• [Your task]: Reproduce the full listing that appears beneath this instruction exactly.
--- Start of Supplied material ---
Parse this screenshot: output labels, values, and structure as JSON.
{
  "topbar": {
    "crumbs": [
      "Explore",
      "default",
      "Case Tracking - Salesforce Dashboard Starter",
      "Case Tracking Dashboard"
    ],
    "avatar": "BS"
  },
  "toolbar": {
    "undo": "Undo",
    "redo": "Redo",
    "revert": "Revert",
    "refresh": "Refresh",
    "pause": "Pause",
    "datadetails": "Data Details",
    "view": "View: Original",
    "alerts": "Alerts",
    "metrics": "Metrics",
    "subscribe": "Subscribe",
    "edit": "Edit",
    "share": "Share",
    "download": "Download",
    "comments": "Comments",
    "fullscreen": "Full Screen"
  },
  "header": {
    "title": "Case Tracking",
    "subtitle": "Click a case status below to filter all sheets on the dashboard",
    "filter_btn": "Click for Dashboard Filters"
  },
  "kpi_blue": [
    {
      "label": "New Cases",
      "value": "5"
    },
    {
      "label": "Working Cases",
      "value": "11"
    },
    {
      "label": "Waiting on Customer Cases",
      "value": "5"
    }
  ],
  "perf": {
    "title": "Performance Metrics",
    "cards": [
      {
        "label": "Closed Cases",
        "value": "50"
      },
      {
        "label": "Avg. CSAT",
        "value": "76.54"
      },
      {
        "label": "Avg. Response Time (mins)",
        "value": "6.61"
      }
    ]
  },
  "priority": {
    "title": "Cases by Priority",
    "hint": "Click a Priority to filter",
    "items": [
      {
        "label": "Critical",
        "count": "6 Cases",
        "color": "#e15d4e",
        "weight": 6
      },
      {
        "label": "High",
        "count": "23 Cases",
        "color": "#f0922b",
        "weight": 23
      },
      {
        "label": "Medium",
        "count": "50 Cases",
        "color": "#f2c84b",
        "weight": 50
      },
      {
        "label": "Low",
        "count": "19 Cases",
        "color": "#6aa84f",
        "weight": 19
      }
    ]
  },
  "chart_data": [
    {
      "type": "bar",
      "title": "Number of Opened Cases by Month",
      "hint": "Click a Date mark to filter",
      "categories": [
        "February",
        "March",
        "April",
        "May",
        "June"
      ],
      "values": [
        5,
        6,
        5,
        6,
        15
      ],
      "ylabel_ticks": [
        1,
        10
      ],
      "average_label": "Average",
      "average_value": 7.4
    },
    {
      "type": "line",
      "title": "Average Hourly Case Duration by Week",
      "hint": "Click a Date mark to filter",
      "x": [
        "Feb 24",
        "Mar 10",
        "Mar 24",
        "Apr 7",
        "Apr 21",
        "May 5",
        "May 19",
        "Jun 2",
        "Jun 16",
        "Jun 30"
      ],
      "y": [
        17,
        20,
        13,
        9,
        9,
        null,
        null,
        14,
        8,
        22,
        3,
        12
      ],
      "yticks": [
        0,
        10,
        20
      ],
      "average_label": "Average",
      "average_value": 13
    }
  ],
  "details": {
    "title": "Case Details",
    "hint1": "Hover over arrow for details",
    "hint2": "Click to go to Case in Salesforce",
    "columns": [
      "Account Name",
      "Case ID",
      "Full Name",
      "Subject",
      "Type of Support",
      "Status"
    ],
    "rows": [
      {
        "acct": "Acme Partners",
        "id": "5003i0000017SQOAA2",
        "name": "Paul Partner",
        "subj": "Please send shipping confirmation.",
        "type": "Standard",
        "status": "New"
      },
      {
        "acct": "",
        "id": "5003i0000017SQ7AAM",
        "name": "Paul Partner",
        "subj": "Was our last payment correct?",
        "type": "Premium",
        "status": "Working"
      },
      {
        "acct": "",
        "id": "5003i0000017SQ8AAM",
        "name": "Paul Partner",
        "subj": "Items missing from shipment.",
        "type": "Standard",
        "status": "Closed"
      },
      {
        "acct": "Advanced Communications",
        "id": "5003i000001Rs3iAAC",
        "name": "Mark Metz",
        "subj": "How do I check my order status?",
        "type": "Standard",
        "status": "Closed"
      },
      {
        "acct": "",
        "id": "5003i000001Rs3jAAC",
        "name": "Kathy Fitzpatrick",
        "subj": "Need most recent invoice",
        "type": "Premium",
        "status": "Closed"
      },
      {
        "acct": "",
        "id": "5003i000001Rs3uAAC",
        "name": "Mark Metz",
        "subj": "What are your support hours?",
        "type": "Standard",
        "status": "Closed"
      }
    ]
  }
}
--- End of Supplied material ---
• [Expected answer]:
Parse this screenshot: output labels, values, and structure as JSON.
{
  "topbar": {
    "crumbs": [
      "Explore",
      "default",
      "Case Tracking - Salesforce Dashboard Starter",
      "Case Tracking Dashboard"
    ],
    "avatar": "BS"
  },
  "toolbar": {
    "undo": "Undo",
    "redo": "Redo",
    "revert": "Revert",
    "refresh": "Refresh",
    "pause": "Pause",
    "datadetails": "Data Details",
    "view": "View: Original",
    "alerts": "Alerts",
    "metrics": "Metrics",
    "subscribe": "Subscribe",
    "edit": "Edit",
    "share": "Share",
    "download": "Download",
    "comments": "Comments",
    "fullscreen": "Full Screen"
  },
  "header": {
    "title": "Case Tracking",
    "subtitle": "Click a case status below to filter all sheets on the dashboard",
    "filter_btn": "Click for Dashboard Filters"
  },
  "kpi_blue": [
    {
      "label": "New Cases",
      "value": "5"
    },
    {
      "label": "Working Cases",
      "value": "11"
    },
    {
      "label": "Waiting on Customer Cases",
      "value": "5"
    }
  ],
  "perf": {
    "title": "Performance Metrics",
    "cards": [
      {
        "label": "Closed Cases",
        "value": "50"
      },
      {
        "label": "Avg. CSAT",
        "value": "76.54"
      },
      {
        "label": "Avg. Response Time (mins)",
        "value": "6.61"
      }
    ]
  },
  "priority": {
    "title": "Cases by Priority",
    "hint": "Click a Priority to filter",
    "items": [
      {
        "label": "Critical",
        "count": "6 Cases",
        "color": "#e15d4e",
        "weight": 6
      },
      {
        "label": "High",
        "count": "23 Cases",
        "color": "#f0922b",
        "weight": 23
      },
      {
        "label": "Medium",
        "count": "50 Cases",
        "color": "#f2c84b",
        "weight": 50
      },
      {
        "label": "Low",
        "count": "19 Cases",
        "color": "#6aa84f",
        "weight": 19
      }
    ]
  },
  "chart_data": [
    {
      "type": "bar",
      "title": "Number of Opened Cases by Month",
      "hint": "Click a Date mark to filter",
      "categories": [
        "February",
        "March",
        "April",
        "May",
        "June"
      ],
      "values": [
        5,
        6,
        5,
        6,
        15
      ],
      "ylabel_ticks": [
        1,
        10
      ],
      "average_label": "Average",
      "average_value": 7.4
    },
    {
      "type": "line",
      "title": "Average Hourly Case Duration by Week",
      "hint": "Click a Date mark to filter",
      "x": [
        "Feb 24",
        "Mar 10",
        "Mar 24",
        "Apr 7",
        "Apr 21",
        "May 5",
        "May 19",
        "Jun 2",
        "Jun 16",
        "Jun 30"
      ],
      "y": [
        17,
        20,
        13,
        9,
        9,
        null,
        null,
        14,
        8,
        22,
        3,
        12
      ],
      "yticks": [
        0,
        10,
        20
      ],
      "average_label": "Average",
      "average_value": 13
    }
  ],
  "details": {
    "title": "Case Details",
    "hint1": "Hover over arrow for details",
    "hint2": "Click to go to Case in Salesforce",
    "columns": [
      "Account Name",
      "Case ID",
      "Full Name",
      "Subject",
      "Type of Support",
      "Status"
    ],
    "rows": [
      {
        "acct": "Acme Partners",
        "id": "5003i0000017SQOAA2",
        "name": "Paul Partner",
        "subj": "Please send shipping confirmation.",
        "type": "Standard",
        "status": "New"
      },
      {
        "acct": "",
        "id": "5003i0000017SQ7AAM",
        "name": "Paul Partner",
        "subj": "Was our last payment correct?",
        "type": "Premium",
        "status": "Working"
      },
      {
        "acct": "",
        "id": "5003i0000017SQ8AAM",
        "name": "Paul Partner",
        "subj": "Items missing from shipment.",
        "type": "Standard",
        "status": "Closed"
      },
      {
        "acct": "Advanced Communications",
        "id": "5003i000001Rs3iAAC",
        "name": "Mark Metz",
        "subj": "How do I check my order status?",
        "type": "Standard",
        "status": "Closed"
      },
      {
        "acct": "",
        "id": "5003i000001Rs3jAAC",
        "name": "Kathy Fitzpatrick",
        "subj": "Need most recent invoice",
        "type": "Premium",
        "status": "Closed"
      },
      {
        "acct": "",
        "id": "5003i000001Rs3uAAC",
        "name": "Mark Metz",
        "subj": "What are your support hours?",
        "type": "Standard",
        "status": "Closed"
      }
    ]
  }
}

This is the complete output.